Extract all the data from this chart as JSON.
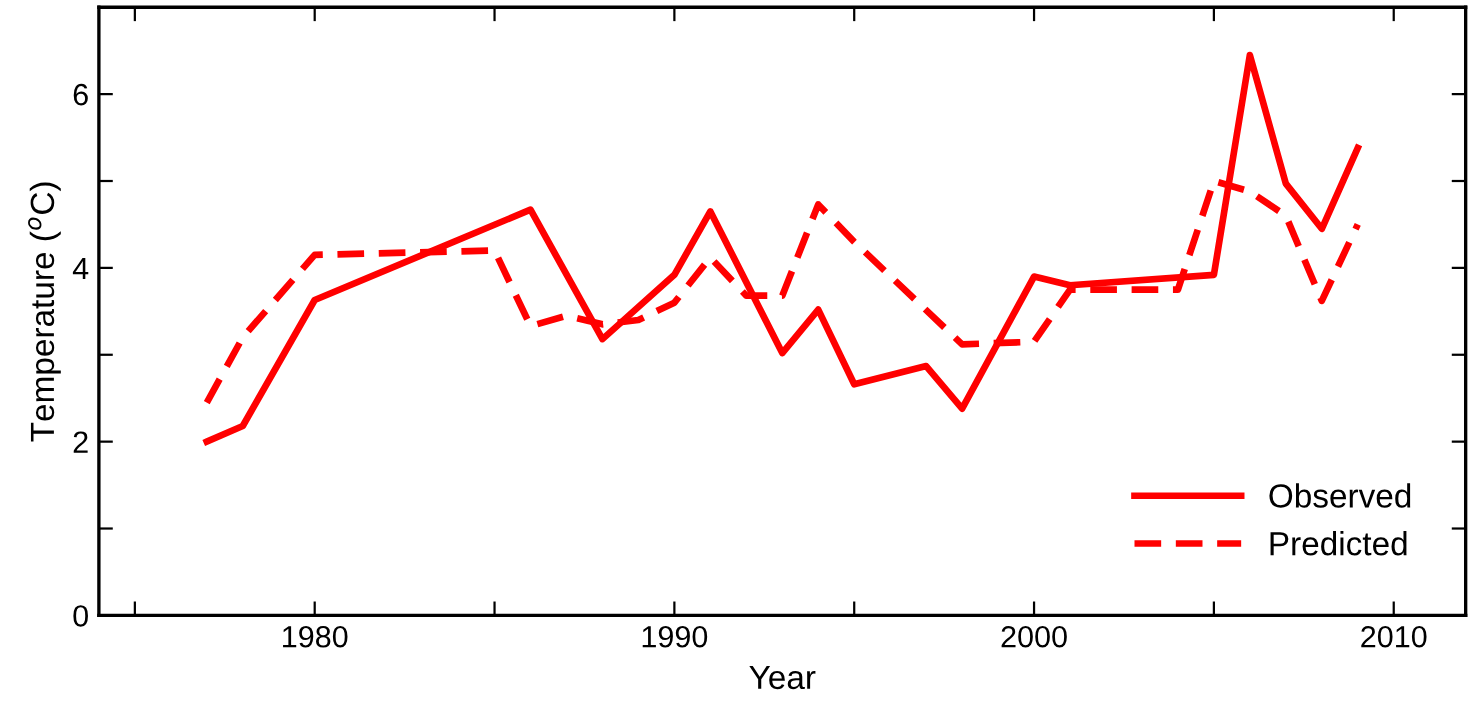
{
  "chart_data": {
    "type": "line",
    "xlabel": "Year",
    "ylabel": "Temperature ($^{o}$C)",
    "xlim": [
      1974,
      2012
    ],
    "xticks": [
      {
        "value": 1975,
        "label": null
      },
      1980,
      {
        "value": 1985,
        "label": null
      },
      1990,
      {
        "value": 1995,
        "label": null
      },
      2000,
      {
        "value": 2005,
        "label": null
      },
      2010
    ],
    "ylim": [
      0,
      7
    ],
    "yticks": [
      0,
      {
        "value": 1,
        "label": null
      },
      2,
      {
        "value": 3,
        "label": null
      },
      4,
      {
        "value": 5,
        "label": null
      },
      6
    ],
    "grid": false,
    "legend": "bottom right",
    "series": [
      {
        "name": "Observed",
        "color": "#ff0000",
        "line_style": "solid",
        "x": [
          1977,
          1978,
          1980,
          1986,
          1988,
          1990,
          1991,
          1993,
          1994,
          1995,
          1997,
          1998,
          2000,
          2001,
          2005,
          2006,
          2007,
          2008,
          2009
        ],
        "values": [
          2.0,
          2.18,
          3.63,
          4.67,
          3.18,
          3.92,
          4.65,
          3.02,
          3.52,
          2.66,
          2.87,
          2.38,
          3.9,
          3.8,
          3.92,
          6.45,
          4.97,
          4.45,
          5.38
        ]
      },
      {
        "name": "Predicted",
        "color": "#ff0000",
        "line_style": "dashed",
        "x": [
          1977,
          1978,
          1980,
          1985,
          1986,
          1987,
          1988,
          1989,
          1990,
          1991,
          1992,
          1993,
          1994,
          1995,
          1998,
          2000,
          2001,
          2004,
          2005,
          2006,
          2007,
          2008,
          2009
        ],
        "values": [
          2.45,
          3.2,
          4.15,
          4.2,
          3.33,
          3.45,
          3.35,
          3.4,
          3.6,
          4.12,
          3.68,
          3.68,
          4.73,
          4.3,
          3.12,
          3.15,
          3.75,
          3.75,
          5.0,
          4.88,
          4.6,
          3.62,
          4.5
        ]
      }
    ]
  }
}
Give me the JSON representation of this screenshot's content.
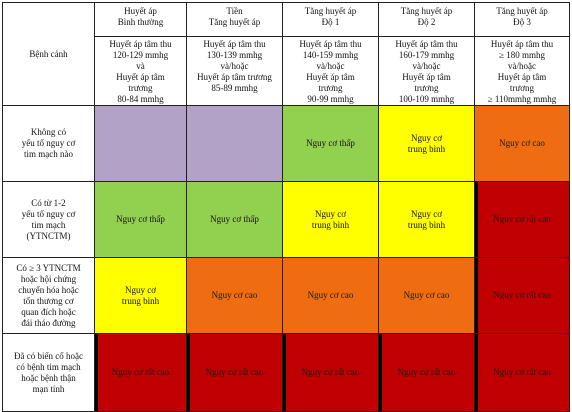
{
  "header": {
    "corner": "Bệnh cảnh",
    "columns": [
      {
        "title": "Huyết áp\nBình thường",
        "range": "Huyết áp tâm thu\n120-129 mmhg\nvà\nHuyết áp tâm\ntrương\n80-84 mmhg"
      },
      {
        "title": "Tiền\nTăng huyết áp",
        "range": "Huyết áp tâm thu\n130-139 mmhg\nvà/hoặc\nHuyết áp tâm trương\n85-89 mmhg"
      },
      {
        "title": "Tăng huyết áp\nĐộ 1",
        "range": "Huyết áp tâm thu\n140-159 mmhg\nvà/hoặc\nHuyết áp tâm\ntrương\n90-99 mmhg"
      },
      {
        "title": "Tăng huyết áp\nĐộ 2",
        "range": "Huyết áp tâm thu\n160-179 mmhg\nvà/hoặc\nHuyết áp tâm\ntrương\n100-109 mmhg"
      },
      {
        "title": "Tăng huyết áp\nĐộ 3",
        "range": "Huyết áp tâm thu\n≥ 180 mmhg\nvà/hoặc\nHuyết áp tâm\ntrương\n≥ 110mmhg mmhg"
      }
    ]
  },
  "rows": [
    {
      "label": "Không có\nyếu tố nguy cơ\ntim mạch nào",
      "cells": [
        "",
        "",
        "Nguy cơ thấp",
        "Nguy cơ\ntrung bình",
        "Nguy cơ cao"
      ]
    },
    {
      "label": "Có từ 1-2\nyếu tố nguy cơ\ntim mạch\n(YTNCTM)",
      "cells": [
        "Nguy cơ thấp",
        "Nguy cơ thấp",
        "Nguy cơ\ntrung bình",
        "Nguy cơ\ntrung bình",
        "Nguy cơ rất cao"
      ]
    },
    {
      "label": "Có ≥ 3 YTNCTM\nhoặc hội chứng\nchuyển hóa hoặc\ntổn thương cơ\nquan đích hoặc\nđái tháo đường",
      "cells": [
        "Nguy cơ\ntrung bình",
        "Nguy cơ cao",
        "Nguy cơ cao",
        "Nguy cơ cao",
        "Nguy cơ rất cao"
      ]
    },
    {
      "label": "Đã có biến cố hoặc\ncó bệnh tim mạch\nhoặc bệnh thận\nmạn tính",
      "cells": [
        "Nguy cơ rất cao",
        "Nguy cơ rất cao",
        "Nguy cơ rất cao",
        "Nguy cơ rất cao",
        "Nguy cơ rất cao"
      ]
    }
  ],
  "colors": {
    "none": "#b3a2c7",
    "low": "#92d050",
    "medium": "#ffff00",
    "high": "#f06c10",
    "very_high": "#c00000"
  }
}
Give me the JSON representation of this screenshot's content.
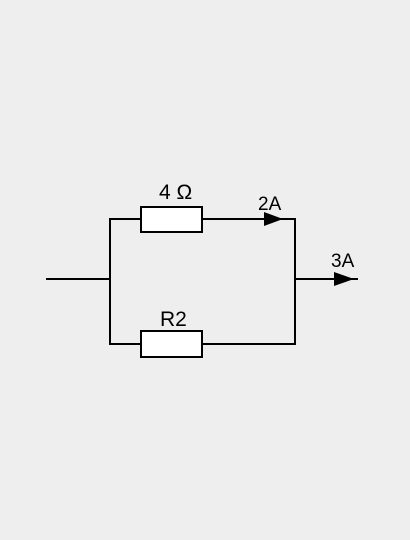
{
  "circuit": {
    "resistor_top_label": "4 Ω",
    "resistor_bottom_label": "R2",
    "current_top_branch_label": "2A",
    "current_output_label": "3A"
  },
  "colors": {
    "background": "#eeeeee",
    "wire": "#000000",
    "resistor_fill": "#ffffff"
  }
}
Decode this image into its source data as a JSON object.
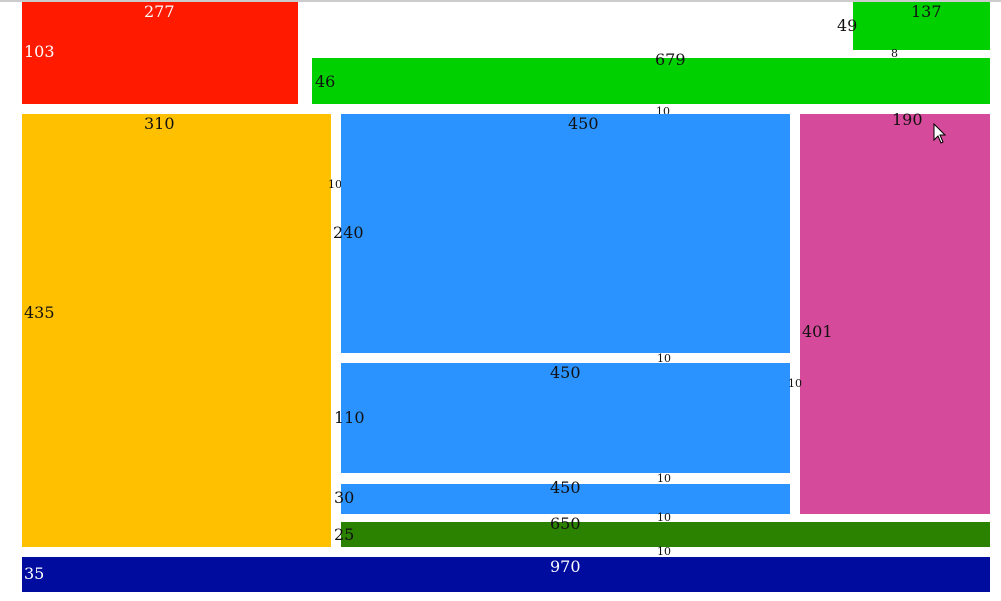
{
  "boxes": [
    {
      "width": 277,
      "height": 103
    },
    {
      "width": 137,
      "height": 49
    },
    {
      "width": 679,
      "height": 46
    },
    {
      "width": 310,
      "height": 435
    },
    {
      "width": 450,
      "height": 240
    },
    {
      "width": 190,
      "height": 401
    },
    {
      "width": 450,
      "height": 110
    },
    {
      "width": 450,
      "height": 30
    },
    {
      "width": 650,
      "height": 25
    },
    {
      "width": 970,
      "height": 35
    }
  ],
  "gaps": [
    8,
    10,
    10,
    10,
    10,
    10,
    10,
    10
  ]
}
______________________________
-- What the task asks --
Answer with one number: how many lines in the listing hold "nyếu".

-- Response below --
2